- PROBLEM TO SOLVE: Copy out every line in which the string "text" occurs.
########################################
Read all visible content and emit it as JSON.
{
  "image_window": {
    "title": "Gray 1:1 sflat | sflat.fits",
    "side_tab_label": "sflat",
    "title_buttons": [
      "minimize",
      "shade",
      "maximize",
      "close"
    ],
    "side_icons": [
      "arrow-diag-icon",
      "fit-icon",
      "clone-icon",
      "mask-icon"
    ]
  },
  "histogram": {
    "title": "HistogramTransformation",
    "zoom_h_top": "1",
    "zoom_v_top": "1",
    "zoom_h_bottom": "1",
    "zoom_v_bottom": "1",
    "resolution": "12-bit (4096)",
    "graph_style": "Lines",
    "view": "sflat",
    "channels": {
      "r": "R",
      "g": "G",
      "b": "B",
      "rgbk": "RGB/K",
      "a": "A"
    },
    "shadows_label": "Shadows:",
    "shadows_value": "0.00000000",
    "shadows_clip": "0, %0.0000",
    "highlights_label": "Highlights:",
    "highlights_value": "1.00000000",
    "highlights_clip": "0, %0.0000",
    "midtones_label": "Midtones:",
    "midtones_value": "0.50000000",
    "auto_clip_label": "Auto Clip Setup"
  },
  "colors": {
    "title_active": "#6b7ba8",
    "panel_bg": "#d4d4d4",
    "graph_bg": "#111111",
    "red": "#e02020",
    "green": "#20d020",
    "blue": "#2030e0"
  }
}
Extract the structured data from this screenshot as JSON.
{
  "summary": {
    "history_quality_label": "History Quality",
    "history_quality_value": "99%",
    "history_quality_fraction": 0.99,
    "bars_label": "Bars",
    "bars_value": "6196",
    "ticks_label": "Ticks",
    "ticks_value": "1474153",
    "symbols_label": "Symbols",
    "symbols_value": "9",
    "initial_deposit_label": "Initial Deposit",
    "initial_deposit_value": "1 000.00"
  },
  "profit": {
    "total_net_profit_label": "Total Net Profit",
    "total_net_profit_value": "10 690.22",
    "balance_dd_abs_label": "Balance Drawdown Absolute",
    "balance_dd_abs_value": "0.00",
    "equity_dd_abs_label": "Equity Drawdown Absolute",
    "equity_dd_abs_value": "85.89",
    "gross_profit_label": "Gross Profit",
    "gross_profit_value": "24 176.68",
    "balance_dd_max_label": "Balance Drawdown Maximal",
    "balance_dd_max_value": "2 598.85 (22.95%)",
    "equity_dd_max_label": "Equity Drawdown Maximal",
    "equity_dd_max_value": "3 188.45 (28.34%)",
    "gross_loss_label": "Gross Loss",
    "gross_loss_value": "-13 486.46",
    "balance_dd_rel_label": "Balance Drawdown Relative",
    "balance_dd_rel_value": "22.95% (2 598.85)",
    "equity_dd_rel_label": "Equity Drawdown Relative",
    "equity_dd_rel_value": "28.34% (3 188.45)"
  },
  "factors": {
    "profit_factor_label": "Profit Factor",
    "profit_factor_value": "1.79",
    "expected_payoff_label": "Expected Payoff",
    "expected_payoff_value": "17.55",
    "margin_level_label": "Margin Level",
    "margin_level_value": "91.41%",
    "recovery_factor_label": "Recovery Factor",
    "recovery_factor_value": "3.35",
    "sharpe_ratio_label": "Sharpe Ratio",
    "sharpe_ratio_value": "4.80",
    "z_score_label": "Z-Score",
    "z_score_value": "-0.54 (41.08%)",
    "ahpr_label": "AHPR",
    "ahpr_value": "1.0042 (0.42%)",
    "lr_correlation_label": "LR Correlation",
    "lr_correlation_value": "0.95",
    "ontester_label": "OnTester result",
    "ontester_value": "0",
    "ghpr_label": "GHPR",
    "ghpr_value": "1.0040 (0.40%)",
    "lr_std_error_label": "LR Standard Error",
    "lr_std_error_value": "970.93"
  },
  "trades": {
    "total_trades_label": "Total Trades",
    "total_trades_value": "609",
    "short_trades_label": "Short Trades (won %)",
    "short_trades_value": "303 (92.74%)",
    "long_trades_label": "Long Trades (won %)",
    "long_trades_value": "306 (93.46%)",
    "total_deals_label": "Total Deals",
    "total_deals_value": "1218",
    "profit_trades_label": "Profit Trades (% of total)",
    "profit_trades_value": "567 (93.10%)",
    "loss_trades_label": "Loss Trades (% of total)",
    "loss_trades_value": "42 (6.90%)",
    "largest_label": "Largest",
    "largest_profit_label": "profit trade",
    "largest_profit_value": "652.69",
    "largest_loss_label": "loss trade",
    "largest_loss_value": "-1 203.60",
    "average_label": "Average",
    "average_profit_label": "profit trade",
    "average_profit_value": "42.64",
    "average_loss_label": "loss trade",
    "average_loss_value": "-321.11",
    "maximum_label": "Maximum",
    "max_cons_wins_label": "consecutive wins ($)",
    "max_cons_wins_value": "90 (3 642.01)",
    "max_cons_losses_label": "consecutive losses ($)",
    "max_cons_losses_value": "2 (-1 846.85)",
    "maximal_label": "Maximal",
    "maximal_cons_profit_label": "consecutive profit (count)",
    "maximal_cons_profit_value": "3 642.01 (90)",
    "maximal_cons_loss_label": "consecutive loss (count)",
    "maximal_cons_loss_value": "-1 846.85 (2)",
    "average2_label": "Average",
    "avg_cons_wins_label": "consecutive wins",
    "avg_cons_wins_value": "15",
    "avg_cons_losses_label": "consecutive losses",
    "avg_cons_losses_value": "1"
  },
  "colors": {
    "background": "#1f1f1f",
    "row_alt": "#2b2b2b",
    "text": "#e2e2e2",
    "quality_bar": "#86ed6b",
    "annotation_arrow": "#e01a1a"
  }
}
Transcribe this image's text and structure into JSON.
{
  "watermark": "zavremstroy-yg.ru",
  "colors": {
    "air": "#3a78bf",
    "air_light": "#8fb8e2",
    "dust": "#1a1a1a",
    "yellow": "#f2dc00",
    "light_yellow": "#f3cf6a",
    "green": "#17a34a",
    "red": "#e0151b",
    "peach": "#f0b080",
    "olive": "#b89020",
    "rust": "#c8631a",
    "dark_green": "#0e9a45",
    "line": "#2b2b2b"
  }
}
########################################
- REPLY:
    "text": "#e2e2e2",
Transcribe this image's text and structure into JSON.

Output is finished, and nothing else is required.